→ Supplied material:
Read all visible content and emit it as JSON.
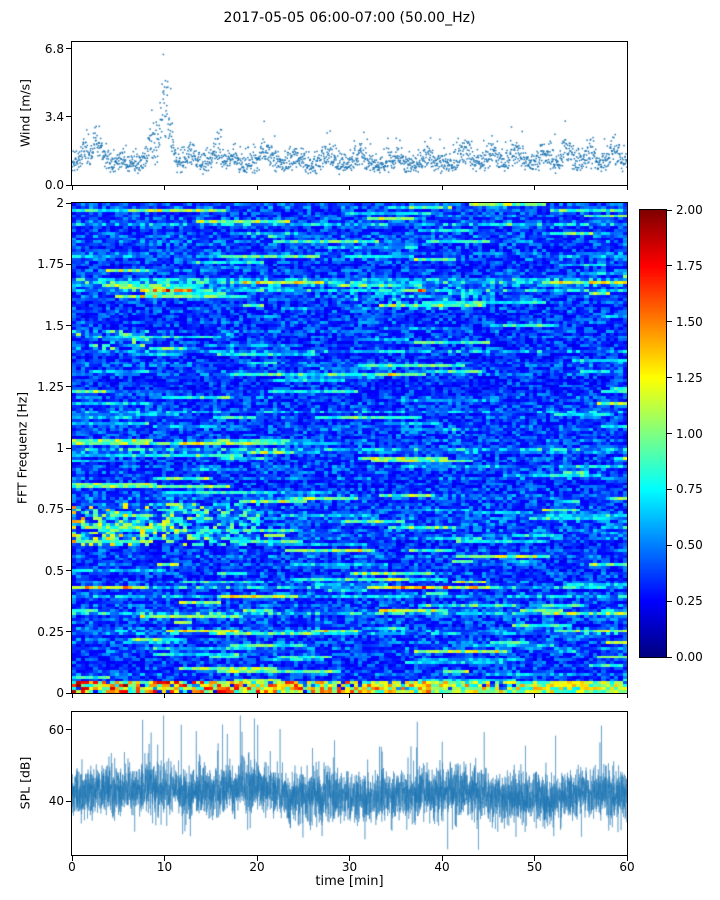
{
  "figure": {
    "title": "2017-05-05 06:00-07:00 (50.00_Hz)",
    "xlabel": "time [min]",
    "xticks": {
      "values": [
        0,
        10,
        20,
        30,
        40,
        50,
        60
      ],
      "labels": [
        "0",
        "10",
        "20",
        "30",
        "40",
        "50",
        "60"
      ]
    }
  },
  "chart_data": [
    {
      "id": "wind",
      "type": "scatter",
      "ylabel": "Wind [m/s]",
      "xlim": [
        0,
        60
      ],
      "ylim": [
        0,
        7.14
      ],
      "yticks": {
        "values": [
          0.0,
          3.4,
          6.8
        ],
        "labels": [
          "0.0",
          "3.4",
          "6.8"
        ]
      },
      "marker_color": "#1f77b4",
      "marker_size": 1.5,
      "n_points": 2000,
      "baseline": 1.0,
      "noise": 0.3,
      "gusts": [
        [
          1.5,
          1.2,
          0.8
        ],
        [
          2.8,
          1.6,
          0.9
        ],
        [
          5.5,
          0.6,
          0.8
        ],
        [
          8.6,
          1.9,
          0.7
        ],
        [
          9.9,
          4.7,
          0.55
        ],
        [
          10.6,
          2.2,
          0.5
        ],
        [
          13.0,
          0.9,
          0.8
        ],
        [
          15.8,
          1.5,
          0.7
        ],
        [
          17.5,
          0.8,
          0.6
        ],
        [
          21.0,
          1.1,
          0.9
        ],
        [
          24.0,
          0.8,
          0.8
        ],
        [
          27.5,
          0.9,
          0.7
        ],
        [
          31.0,
          0.8,
          0.8
        ],
        [
          35.0,
          0.7,
          0.9
        ],
        [
          38.5,
          0.8,
          0.8
        ],
        [
          42.5,
          1.2,
          0.9
        ],
        [
          45.5,
          1.0,
          0.7
        ],
        [
          48.0,
          1.3,
          0.8
        ],
        [
          51.0,
          0.9,
          0.8
        ],
        [
          53.5,
          1.5,
          0.7
        ],
        [
          56.0,
          1.0,
          0.8
        ],
        [
          58.5,
          1.1,
          0.7
        ]
      ]
    },
    {
      "id": "spectrogram",
      "type": "heatmap",
      "ylabel": "FFT Frequenz [Hz]",
      "xlim": [
        0,
        60
      ],
      "ylim": [
        0,
        2
      ],
      "clim": [
        0,
        2
      ],
      "colormap": "jet",
      "yticks": {
        "values": [
          0,
          0.25,
          0.5,
          0.75,
          1,
          1.25,
          1.5,
          1.75,
          2
        ],
        "labels": [
          "0",
          "0.25",
          "0.5",
          "0.75",
          "1",
          "1.25",
          "1.5",
          "1.75",
          "2"
        ]
      },
      "grid": {
        "cols": 130,
        "rows": 170
      },
      "background": {
        "base_min": 0.24,
        "base_max": 0.6,
        "row_streak_prob": 0.09,
        "seg_boost_prob": 0.16
      },
      "features": [
        {
          "name": "surface-band",
          "freq": [
            0,
            0.045
          ],
          "x": [
            0,
            60
          ],
          "values": [
            0.7,
            2.0
          ],
          "prob": 0.9,
          "mode": "replace",
          "left_emphasis": true
        },
        {
          "name": "swell-band",
          "freq": [
            0.6,
            0.77
          ],
          "x": [
            0,
            20
          ],
          "values": [
            0.5,
            1.5
          ],
          "prob": 0.45,
          "mode": "max",
          "left_emphasis": true
        },
        {
          "name": "mid-streak-1p45",
          "freq": [
            1.4,
            1.48
          ],
          "x": [
            0,
            8
          ],
          "values": [
            0.5,
            1.1
          ],
          "prob": 0.35,
          "mode": "max",
          "left_emphasis": false
        },
        {
          "name": "upper-streak-1p6",
          "freq": [
            1.57,
            1.66
          ],
          "x": [
            30,
            46
          ],
          "values": [
            0.45,
            0.85
          ],
          "prob": 0.4,
          "mode": "max",
          "left_emphasis": false
        }
      ],
      "colorbar": {
        "ticks": {
          "values": [
            0,
            0.25,
            0.5,
            0.75,
            1,
            1.25,
            1.5,
            1.75,
            2
          ],
          "labels": [
            "0.00",
            "0.25",
            "0.50",
            "0.75",
            "1.00",
            "1.25",
            "1.50",
            "1.75",
            "2.00"
          ]
        }
      }
    },
    {
      "id": "spl",
      "type": "line",
      "ylabel": "SPL [dB]",
      "xlim": [
        0,
        60
      ],
      "ylim": [
        25,
        65
      ],
      "yticks": {
        "values": [
          40,
          60
        ],
        "labels": [
          "40",
          "60"
        ]
      },
      "line_color": "#1f77b4",
      "line_width": 0.5,
      "n_points": 5800,
      "mean": 42.5,
      "noise_sigma": 3.4,
      "spike_up_prob": 0.006,
      "spike_down_prob": 0.004
    }
  ]
}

→ Problem to solve: Copy every record character for character. Skip the pictures.

→ Exercise result:
Read all visible content and emit it as JSON.
{
  "figure": {
    "title": "2017-05-05 06:00-07:00 (50.00_Hz)",
    "xlabel": "time [min]",
    "xticks": {
      "values": [
        0,
        10,
        20,
        30,
        40,
        50,
        60
      ],
      "labels": [
        "0",
        "10",
        "20",
        "30",
        "40",
        "50",
        "60"
      ]
    }
  },
  "chart_data": [
    {
      "id": "wind",
      "type": "scatter",
      "ylabel": "Wind [m/s]",
      "xlim": [
        0,
        60
      ],
      "ylim": [
        0,
        7.14
      ],
      "yticks": {
        "values": [
          0.0,
          3.4,
          6.8
        ],
        "labels": [
          "0.0",
          "3.4",
          "6.8"
        ]
      },
      "marker_color": "#1f77b4",
      "marker_size": 1.5,
      "n_points": 2000,
      "baseline": 1.0,
      "noise": 0.3,
      "gusts": [
        [
          1.5,
          1.2,
          0.8
        ],
        [
          2.8,
          1.6,
          0.9
        ],
        [
          5.5,
          0.6,
          0.8
        ],
        [
          8.6,
          1.9,
          0.7
        ],
        [
          9.9,
          4.7,
          0.55
        ],
        [
          10.6,
          2.2,
          0.5
        ],
        [
          13.0,
          0.9,
          0.8
        ],
        [
          15.8,
          1.5,
          0.7
        ],
        [
          17.5,
          0.8,
          0.6
        ],
        [
          21.0,
          1.1,
          0.9
        ],
        [
          24.0,
          0.8,
          0.8
        ],
        [
          27.5,
          0.9,
          0.7
        ],
        [
          31.0,
          0.8,
          0.8
        ],
        [
          35.0,
          0.7,
          0.9
        ],
        [
          38.5,
          0.8,
          0.8
        ],
        [
          42.5,
          1.2,
          0.9
        ],
        [
          45.5,
          1.0,
          0.7
        ],
        [
          48.0,
          1.3,
          0.8
        ],
        [
          51.0,
          0.9,
          0.8
        ],
        [
          53.5,
          1.5,
          0.7
        ],
        [
          56.0,
          1.0,
          0.8
        ],
        [
          58.5,
          1.1,
          0.7
        ]
      ]
    },
    {
      "id": "spectrogram",
      "type": "heatmap",
      "ylabel": "FFT Frequenz [Hz]",
      "xlim": [
        0,
        60
      ],
      "ylim": [
        0,
        2
      ],
      "clim": [
        0,
        2
      ],
      "colormap": "jet",
      "yticks": {
        "values": [
          0,
          0.25,
          0.5,
          0.75,
          1,
          1.25,
          1.5,
          1.75,
          2
        ],
        "labels": [
          "0",
          "0.25",
          "0.5",
          "0.75",
          "1",
          "1.25",
          "1.5",
          "1.75",
          "2"
        ]
      },
      "grid": {
        "cols": 130,
        "rows": 170
      },
      "background": {
        "base_min": 0.24,
        "base_max": 0.6,
        "row_streak_prob": 0.09,
        "seg_boost_prob": 0.16
      },
      "features": [
        {
          "name": "surface-band",
          "freq": [
            0,
            0.045
          ],
          "x": [
            0,
            60
          ],
          "values": [
            0.7,
            2.0
          ],
          "prob": 0.9,
          "mode": "replace",
          "left_emphasis": true
        },
        {
          "name": "swell-band",
          "freq": [
            0.6,
            0.77
          ],
          "x": [
            0,
            20
          ],
          "values": [
            0.5,
            1.5
          ],
          "prob": 0.45,
          "mode": "max",
          "left_emphasis": true
        },
        {
          "name": "mid-streak-1p45",
          "freq": [
            1.4,
            1.48
          ],
          "x": [
            0,
            8
          ],
          "values": [
            0.5,
            1.1
          ],
          "prob": 0.35,
          "mode": "max",
          "left_emphasis": false
        },
        {
          "name": "upper-streak-1p6",
          "freq": [
            1.57,
            1.66
          ],
          "x": [
            30,
            46
          ],
          "values": [
            0.45,
            0.85
          ],
          "prob": 0.4,
          "mode": "max",
          "left_emphasis": false
        }
      ],
      "colorbar": {
        "ticks": {
          "values": [
            0,
            0.25,
            0.5,
            0.75,
            1,
            1.25,
            1.5,
            1.75,
            2
          ],
          "labels": [
            "0.00",
            "0.25",
            "0.50",
            "0.75",
            "1.00",
            "1.25",
            "1.50",
            "1.75",
            "2.00"
          ]
        }
      }
    },
    {
      "id": "spl",
      "type": "line",
      "ylabel": "SPL [dB]",
      "xlim": [
        0,
        60
      ],
      "ylim": [
        25,
        65
      ],
      "yticks": {
        "values": [
          40,
          60
        ],
        "labels": [
          "40",
          "60"
        ]
      },
      "line_color": "#1f77b4",
      "line_width": 0.5,
      "n_points": 5800,
      "mean": 42.5,
      "noise_sigma": 3.4,
      "spike_up_prob": 0.006,
      "spike_down_prob": 0.004
    }
  ]
}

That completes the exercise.